Pull out every line below containing the word "dismissal".

*** Task data

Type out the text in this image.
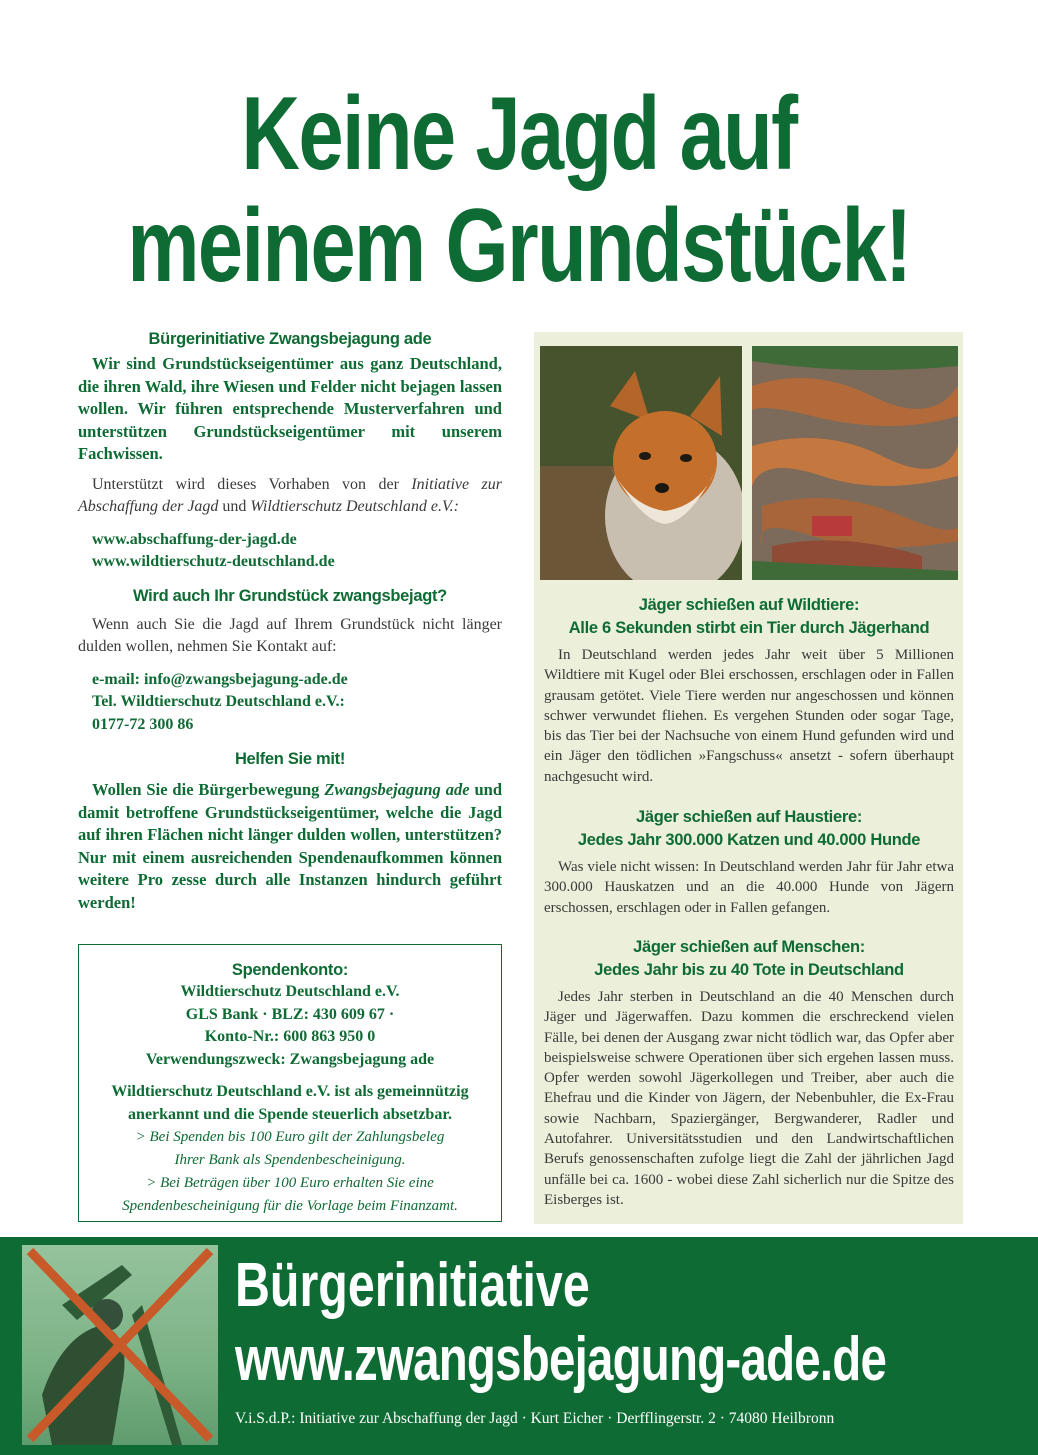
Keine Jagd auf
meinem Grundstück!
Bürgerinitiative Zwangsbejagung ade
Wir sind Grundstückseigentümer aus ganz Deutschland, die ihren Wald, ihre Wiesen und Felder nicht bejagen lassen wollen. Wir führen entsprechende Musterverfahren und unterstützen Grundstückseigentümer mit unserem Fachwissen.
Unterstützt wird dieses Vorhaben von der Initiative zur Abschaffung der Jagd und Wildtierschutz Deutschland e.V.:
www.abschaffung-der-jagd.de
www.wildtierschutz-deutschland.de
Wird auch Ihr Grundstück zwangsbejagt?
Wenn auch Sie die Jagd auf Ihrem Grundstück nicht länger dulden wollen, nehmen Sie Kontakt auf:
e-mail: info@zwangsbejagung-ade.de
Tel. Wildtierschutz Deutschland e.V.:
0177-72 300 86
Helfen Sie mit!
Wollen Sie die Bürgerbewegung Zwangsbejagung ade und damit betroffene Grundstückseigentümer, welche die Jagd auf ihren Flächen nicht länger dulden wollen, unterstützen? Nur mit einem ausreichenden Spendenaufkommen können weitere Pro zesse durch alle Instanzen hindurch geführt werden!
Spendenkonto:
Wildtierschutz Deutschland e.V.
GLS Bank · BLZ: 430 609 67 ·
Konto-Nr.: 600 863 950 0
Verwendungszweck: Zwangsbejagung ade
Wildtierschutz Deutschland e.V. ist als gemeinnützig
anerkannt und die Spende steuerlich absetzbar.
> Bei Spenden bis 100 Euro gilt der Zahlungsbeleg
Ihrer Bank als Spendenbescheinigung.
> Bei Beträgen über 100 Euro erhalten Sie eine
Spendenbescheinigung für die Vorlage beim Finanzamt.
Jäger schießen auf Wildtiere:
Alle 6 Sekunden stirbt ein Tier durch Jägerhand
In Deutschland werden jedes Jahr weit über 5 Millionen Wildtiere mit Kugel oder Blei erschossen, erschlagen oder in Fallen grausam getötet. Viele Tiere werden nur angeschossen und können schwer verwundet fliehen. Es vergehen Stunden oder sogar Tage, bis das Tier bei der Nachsuche von einem Hund gefunden wird und ein Jäger den tödlichen »Fangschuss« ansetzt - sofern überhaupt nachgesucht wird.
Jäger schießen auf Haustiere:
Jedes Jahr 300.000 Katzen und 40.000 Hunde
Was viele nicht wissen: In Deutschland werden Jahr für Jahr etwa 300.000 Hauskatzen und an die 40.000 Hunde von Jägern erschossen, erschlagen oder in Fallen gefangen.
Jäger schießen auf Menschen:
Jedes Jahr bis zu 40 Tote in Deutschland
Jedes Jahr sterben in Deutschland an die 40 Menschen durch Jäger und Jägerwaffen. Dazu kommen die erschreckend vielen Fälle, bei denen der Ausgang zwar nicht tödlich war, das Opfer aber beispielsweise schwere Operationen über sich ergehen lassen muss. Opfer werden sowohl Jägerkollegen und Treiber, aber auch die Ehefrau und die Kinder von Jägern, der Nebenbuhler, die Ex-Frau sowie Nachbarn, Spaziergänger, Bergwanderer, Radler und Autofahrer. Universitätsstudien und den Landwirtschaftlichen Berufs genossenschaften zufolge liegt die Zahl der jährlichen Jagd unfälle bei ca. 1600 - wobei diese Zahl sicherlich nur die Spitze des Eisberges ist.
Bürgerinitiative
www.zwangsbejagung-ade.de
V.i.S.d.P.: Initiative zur Abschaffung der Jagd · Kurt Eicher · Derfflingerstr. 2 · 74080 Heilbronn
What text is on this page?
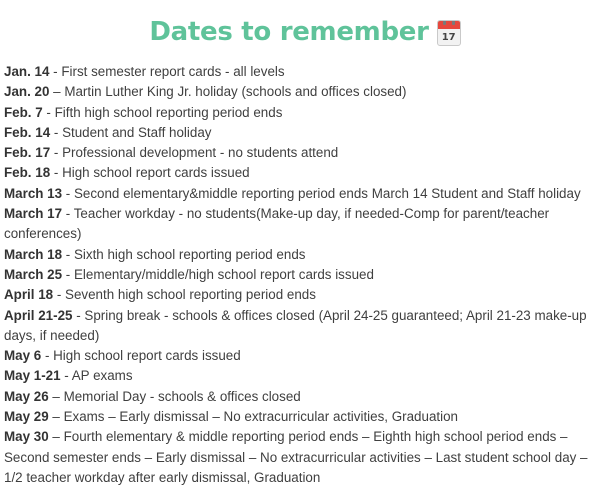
Dates to remember	17

Jan. 14 - First semester report cards - all levels

Jan. 20 – Martin Luther King Jr. holiday (schools and offices closed)

Feb. 7 - Fifth high school reporting period ends

Feb. 14 - Student and Staff holiday

Feb. 17 - Professional development - no students attend

Feb. 18 - High school report cards issued

March 13 - Second elementary&middle reporting period ends March 14 Student and Staff holiday

March 17 - Teacher workday - no students(Make-up day, if needed-Comp for parent/teacher conferences)

March 18 - Sixth high school reporting period ends

March 25 - Elementary/middle/high school report cards issued

April 18 - Seventh high school reporting period ends

April 21-25 - Spring break - schools & offices closed (April 24-25 guaranteed; April 21-23 make-up days, if needed)

May 6 - High school report cards issued

May 1-21 - AP exams

May 26 – Memorial Day - schools & offices closed

May 29 – Exams – Early dismissal – No extracurricular activities, Graduation

May 30 – Fourth elementary & middle reporting period ends – Eighth high school period ends – Second semester ends – Early dismissal – No extracurricular activities – Last student school day – 1/2 teacher workday after early dismissal, Graduation
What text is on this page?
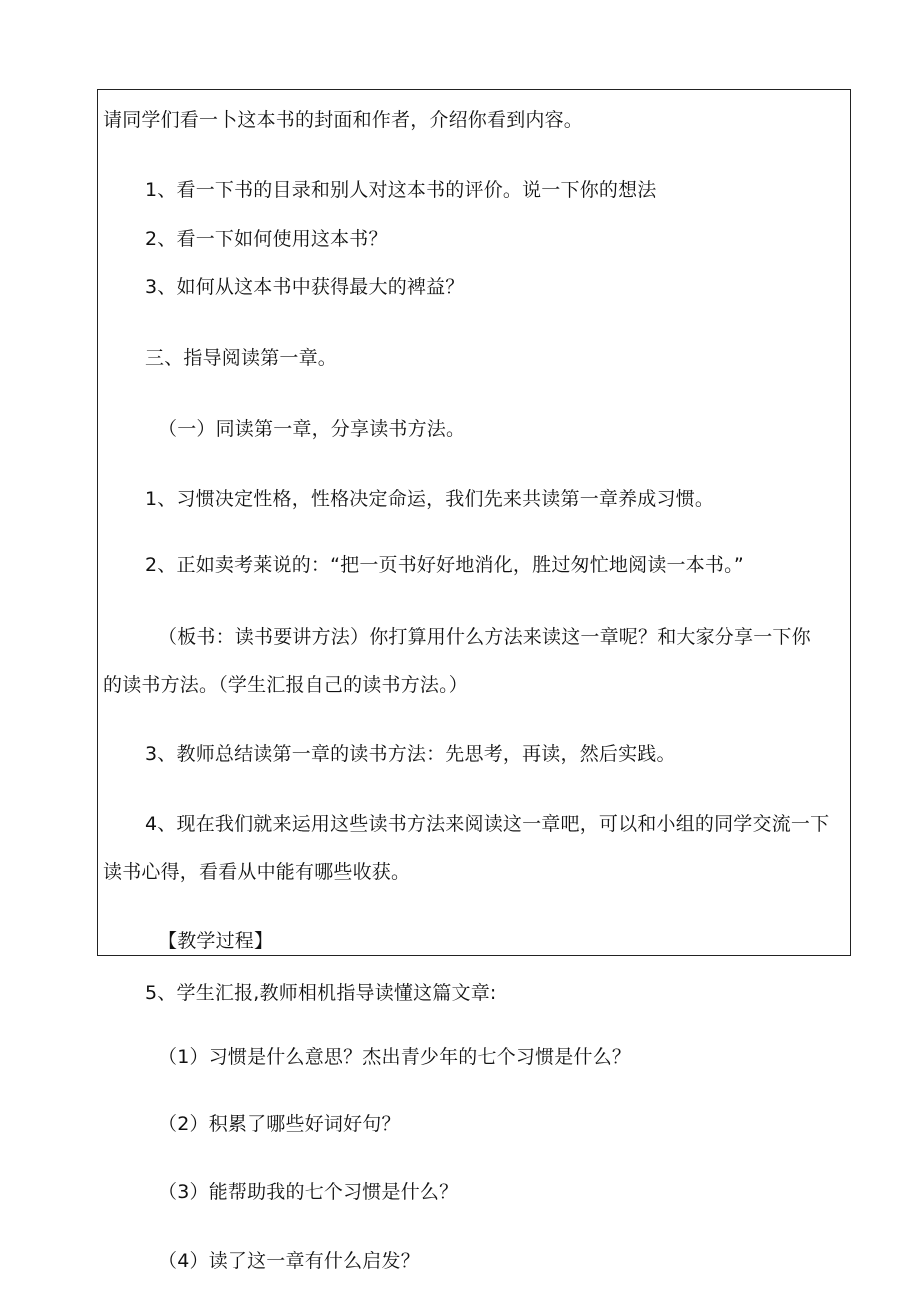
请同学们看一卜这本书的封面和作者，介绍你看到内容。
1、看一下书的目录和别人对这本书的评价。说一下你的想法
2、看一下如何使用这本书？
3、如何从这本书中获得最大的裨益？
三、指导阅读第一章。
（一）同读第一章，分享读书方法。
1、习惯决定性格，性格决定命运，我们先来共读第一章养成习惯。
2、正如卖考莱说的：“把一页书好好地消化，胜过匆忙地阅读一本书。”
（板书：读书要讲方法）你打算用什么方法来读这一章呢？和大家分享一下你
的读书方法。（学生汇报自己的读书方法。）
3、教师总结读第一章的读书方法：先思考，再读，然后实践。
4、现在我们就来运用这些读书方法来阅读这一章吧，可以和小组的同学交流一下
读书心得，看看从中能有哪些收获。
【教学过程】
5、学生汇报,教师相机指导读懂这篇文章:
（1）习惯是什么意思？杰出青少年的七个习惯是什么？
（2）积累了哪些好词好句？
（3）能帮助我的七个习惯是什么？
（4）读了这一章有什么启发？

******

- Solution:
May 29 – Exams – Early dismissal – No extracurricular activities, Graduation
May 30 – Fourth elementary & middle reporting period ends – Eighth high school period ends – Second semester ends – Early dismissal – No extracurricular activities – Last student school day – 1/2 teacher workday after early dismissal, Graduation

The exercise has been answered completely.